▶ **AUSGEWÄHLTER TEXTAUSZUG**

┄┄┄┄┄┄

Was ist die Aufgabe der Journalisten? Ein Nachtrag
Auf Kritik stieß unlängst eine Werbekampagne des VÖZ. Plötzlich stand auf allen Tageszeitungen in der Trafik: “Was wäre die öffentliche Meinung ohne jemanden, der sie veröffentlicht?” Der Verband Österreichischer Zeitungen musste sich die Frage gefallen lassen: Heißt das etwa, dass Zeitungen die Meinung für ihre Leser vorgeben?
Ich möchte noch schnell ein Zitat nachliefern, das die Aufgabe der Journalisten etwas treffender beschreibt. Journalismus-Professor Jay Rosen schrieb:
Nicht die Presse ‘informiert’ die Öffentlichkeit, sondern es ist Sache der Öffentlichkeit, die Presse zu informieren. Der eigentliche Gegenstand des Journalismus ist das Gespräch der Öffentlichkeit mit sich selbst.
Es täte österreichischen Medien wohl gut, diese Definition ernstzunehmen – anstatt Kampagnenjournalismus zu fahren oder bei der Recherche zu sparen. Das Zitat stammt übrigens aus einer Aufsatzsammlung, in der Jay Rosen seinen Kollegen, den Kommunikationstheoretiker James W. Carey, ehrt und mit diesen Worten dessen Journalismusverständnis beschreibt.

┄┄┄┄┄┄

▶ **GEGEBENES MATERIAL**

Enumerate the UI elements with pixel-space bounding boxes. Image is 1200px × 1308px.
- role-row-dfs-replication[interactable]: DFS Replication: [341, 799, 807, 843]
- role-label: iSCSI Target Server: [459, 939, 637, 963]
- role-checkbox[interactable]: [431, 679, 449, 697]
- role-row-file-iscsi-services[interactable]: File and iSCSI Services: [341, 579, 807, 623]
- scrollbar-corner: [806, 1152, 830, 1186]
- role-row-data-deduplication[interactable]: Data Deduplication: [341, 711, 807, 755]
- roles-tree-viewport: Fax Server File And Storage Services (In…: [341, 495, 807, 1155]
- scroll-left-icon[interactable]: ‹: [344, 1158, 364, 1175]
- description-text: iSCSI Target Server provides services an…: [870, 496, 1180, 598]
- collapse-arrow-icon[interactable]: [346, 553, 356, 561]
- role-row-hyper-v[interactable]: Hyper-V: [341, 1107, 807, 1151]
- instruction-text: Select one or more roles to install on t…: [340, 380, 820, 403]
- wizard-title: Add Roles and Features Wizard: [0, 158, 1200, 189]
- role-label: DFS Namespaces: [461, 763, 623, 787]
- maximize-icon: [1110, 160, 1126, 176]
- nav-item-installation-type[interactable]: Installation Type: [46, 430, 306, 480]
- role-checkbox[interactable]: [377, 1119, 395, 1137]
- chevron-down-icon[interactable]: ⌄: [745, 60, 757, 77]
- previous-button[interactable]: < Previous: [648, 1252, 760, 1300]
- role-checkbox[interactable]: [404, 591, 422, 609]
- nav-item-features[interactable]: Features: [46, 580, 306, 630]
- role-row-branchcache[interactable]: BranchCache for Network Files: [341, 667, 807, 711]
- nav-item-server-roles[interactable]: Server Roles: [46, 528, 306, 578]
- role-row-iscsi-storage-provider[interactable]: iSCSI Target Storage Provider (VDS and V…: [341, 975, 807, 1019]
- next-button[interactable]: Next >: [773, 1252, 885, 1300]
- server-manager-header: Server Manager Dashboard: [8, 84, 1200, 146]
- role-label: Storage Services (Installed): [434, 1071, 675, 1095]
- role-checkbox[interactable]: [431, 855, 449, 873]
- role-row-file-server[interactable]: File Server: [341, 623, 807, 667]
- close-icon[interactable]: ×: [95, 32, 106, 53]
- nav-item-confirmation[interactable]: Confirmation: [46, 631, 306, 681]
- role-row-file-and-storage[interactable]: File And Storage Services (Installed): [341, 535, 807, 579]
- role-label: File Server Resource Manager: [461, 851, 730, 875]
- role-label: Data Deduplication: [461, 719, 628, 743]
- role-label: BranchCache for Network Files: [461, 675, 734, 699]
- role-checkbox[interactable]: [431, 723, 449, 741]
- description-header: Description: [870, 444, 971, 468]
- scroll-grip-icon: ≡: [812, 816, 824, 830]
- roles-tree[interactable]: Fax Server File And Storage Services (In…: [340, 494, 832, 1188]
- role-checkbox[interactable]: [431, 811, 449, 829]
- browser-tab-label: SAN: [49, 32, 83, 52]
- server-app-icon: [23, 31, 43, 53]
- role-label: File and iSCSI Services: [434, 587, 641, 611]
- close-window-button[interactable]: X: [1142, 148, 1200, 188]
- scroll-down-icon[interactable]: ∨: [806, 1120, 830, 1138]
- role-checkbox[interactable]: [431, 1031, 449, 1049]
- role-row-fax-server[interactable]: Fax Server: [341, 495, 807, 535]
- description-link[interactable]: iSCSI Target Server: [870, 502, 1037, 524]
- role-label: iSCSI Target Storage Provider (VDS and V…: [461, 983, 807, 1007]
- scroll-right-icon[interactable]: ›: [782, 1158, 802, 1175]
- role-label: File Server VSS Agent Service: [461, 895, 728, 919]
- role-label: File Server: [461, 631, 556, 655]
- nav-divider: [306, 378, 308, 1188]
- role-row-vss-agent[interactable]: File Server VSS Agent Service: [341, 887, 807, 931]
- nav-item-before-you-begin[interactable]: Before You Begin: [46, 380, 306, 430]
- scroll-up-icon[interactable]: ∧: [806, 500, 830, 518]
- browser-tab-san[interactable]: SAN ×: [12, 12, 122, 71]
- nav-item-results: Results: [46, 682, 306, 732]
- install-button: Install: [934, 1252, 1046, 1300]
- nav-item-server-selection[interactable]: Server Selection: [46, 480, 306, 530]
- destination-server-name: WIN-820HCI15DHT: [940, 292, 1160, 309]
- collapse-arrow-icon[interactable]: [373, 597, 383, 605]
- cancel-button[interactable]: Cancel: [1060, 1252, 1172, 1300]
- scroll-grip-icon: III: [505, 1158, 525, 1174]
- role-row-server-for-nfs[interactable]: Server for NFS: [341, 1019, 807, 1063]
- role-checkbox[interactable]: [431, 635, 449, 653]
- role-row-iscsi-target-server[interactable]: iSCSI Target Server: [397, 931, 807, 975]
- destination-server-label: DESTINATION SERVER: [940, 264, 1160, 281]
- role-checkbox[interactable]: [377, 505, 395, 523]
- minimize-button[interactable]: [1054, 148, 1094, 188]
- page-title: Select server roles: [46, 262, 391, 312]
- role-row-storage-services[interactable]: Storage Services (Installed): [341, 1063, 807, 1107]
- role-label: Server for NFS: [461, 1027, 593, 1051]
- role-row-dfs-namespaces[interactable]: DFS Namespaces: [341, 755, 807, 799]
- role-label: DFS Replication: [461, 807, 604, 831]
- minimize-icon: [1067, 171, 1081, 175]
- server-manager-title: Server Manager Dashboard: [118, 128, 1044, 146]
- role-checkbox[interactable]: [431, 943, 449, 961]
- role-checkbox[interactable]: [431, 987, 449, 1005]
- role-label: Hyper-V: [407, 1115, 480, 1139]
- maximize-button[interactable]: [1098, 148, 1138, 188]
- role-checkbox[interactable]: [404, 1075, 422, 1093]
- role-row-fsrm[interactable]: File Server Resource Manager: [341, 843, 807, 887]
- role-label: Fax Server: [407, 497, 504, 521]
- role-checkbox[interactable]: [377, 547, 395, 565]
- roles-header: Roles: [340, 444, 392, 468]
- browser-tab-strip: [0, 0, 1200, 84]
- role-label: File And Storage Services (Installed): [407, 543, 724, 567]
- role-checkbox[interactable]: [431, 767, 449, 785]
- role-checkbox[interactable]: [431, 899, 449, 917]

┄┄┄┄┄┄

▶ **AUFGABEN**
**1)** Fasse im Textauszug über die Aufgabe der Journalisten den Absatz, der mit „Auf Kritik stieß unlängst“ beginnt, als kurze Stichpunktliste zusammen, ohne seine wesentlichen Fakten wegzulassen.
**2)** Führe den Textauszug über die Aufgabe der Journalisten nach seinem letzten Satz weiter.

▶ **LÖSUNGEN JE AUFGABE**
**1)**
- Eine Werbekampagne des VÖZ (Verband Österreichischer Zeitungen) wurde kritisiert.
- Auf allen Tageszeitungen in der Trafik stand: „Was wäre die öffentliche Meinung ohne jemanden, der sie veröffentlicht?“
- Der Verband musste sich fragen lassen, ob das heißt, dass Zeitungen ihren Lesern die Meinung vorgeben.

**2)**
Übrigens verfasste ich damals im Falter auch eine Werbekolumne. Hier der Text aus Falter 44/12 inklusive Stellungnahme des VÖZ:
Herr Grünberger, warum geben Sie die öffentliche Meinung vor?
Plötzlich wirkten die Medien wie gleichgeschaltet. Auf sämtlichen Titelseiten der Kauftageszeitungen stand vergangenen Mittwoch: “Was wäre die öffentliche Meinung ohne jemanden, der sie veröffentlicht?“
Es handelt sich um eine Kampagne von Demner, Merlicek und Bergmann, die der Verband Österreichischer Zeitungen (VÖZ) in Auftrag gab. Er wirbt damit für “Medienvielfalt und Pressefreiheit“, wie es auch auf Seite 2 des riesigen Zeitungsinserats hieß.
Die auffällige Kampagne sorgte für Diskussionen auf Twitter und anderen Onlineportalen. Da kam die Frage auf: Ist eine uniforme Ummantelung der richtige Weg, um für eine pluralistische Medienlandschaft zu werben? Gerald Grünberger, Geschäftsführer des VÖZ, wehrt diese Kritik ab: “Nur weil wir an einem Tag eine starke Werbung schalten, ist es doch übertrieben, gleich von Gleichschaltung zu reden.“
Und was will der VÖZ mit dieser Botschaft sagen? Geben Printmedien etwa die Meinung ihrer Leser vor? “Das ist wohl ein bewusstes Missverständnis“, sagt Grünberger, “wir wollen lediglich sagen, dass Medien meinungsbildend sind.“ Das Inserat ist nur Teil einer größeren Kampagne, die bis Ende des Jahres läuft und den Wert von Printmedien betonen soll.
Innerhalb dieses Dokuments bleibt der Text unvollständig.